*Prompt*. Pick out each line of the records in which the word "linked" appears.

Start Stored data

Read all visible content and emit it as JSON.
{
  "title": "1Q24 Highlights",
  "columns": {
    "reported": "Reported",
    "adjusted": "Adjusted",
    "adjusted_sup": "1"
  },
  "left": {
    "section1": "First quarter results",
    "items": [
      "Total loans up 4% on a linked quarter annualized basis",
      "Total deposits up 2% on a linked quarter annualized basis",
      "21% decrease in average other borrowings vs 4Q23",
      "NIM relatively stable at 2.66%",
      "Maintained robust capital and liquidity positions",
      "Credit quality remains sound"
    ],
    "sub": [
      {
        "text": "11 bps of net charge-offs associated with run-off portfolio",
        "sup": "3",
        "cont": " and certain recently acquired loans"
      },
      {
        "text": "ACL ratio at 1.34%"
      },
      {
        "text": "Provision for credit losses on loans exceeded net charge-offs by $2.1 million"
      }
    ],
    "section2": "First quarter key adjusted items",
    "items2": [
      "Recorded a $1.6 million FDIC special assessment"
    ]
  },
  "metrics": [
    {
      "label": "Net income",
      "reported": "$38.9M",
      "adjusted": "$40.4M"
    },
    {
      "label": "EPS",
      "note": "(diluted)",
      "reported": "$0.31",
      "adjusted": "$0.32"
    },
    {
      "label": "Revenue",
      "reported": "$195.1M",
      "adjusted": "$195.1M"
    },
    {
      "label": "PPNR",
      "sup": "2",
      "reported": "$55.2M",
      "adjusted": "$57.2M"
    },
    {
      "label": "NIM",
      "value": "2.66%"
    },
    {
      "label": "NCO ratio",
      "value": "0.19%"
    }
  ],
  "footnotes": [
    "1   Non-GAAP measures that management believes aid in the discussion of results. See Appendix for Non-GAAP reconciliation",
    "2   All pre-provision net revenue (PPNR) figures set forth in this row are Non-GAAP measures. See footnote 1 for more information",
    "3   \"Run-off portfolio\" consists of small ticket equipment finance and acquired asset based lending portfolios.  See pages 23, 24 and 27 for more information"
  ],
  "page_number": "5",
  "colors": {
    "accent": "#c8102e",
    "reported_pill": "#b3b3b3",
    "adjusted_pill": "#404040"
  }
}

End Stored data

*Task output*.
      "Total loans up 4% on a linked quarter annualized basis",
      "Total deposits up 2% on a linked quarter annualized basis",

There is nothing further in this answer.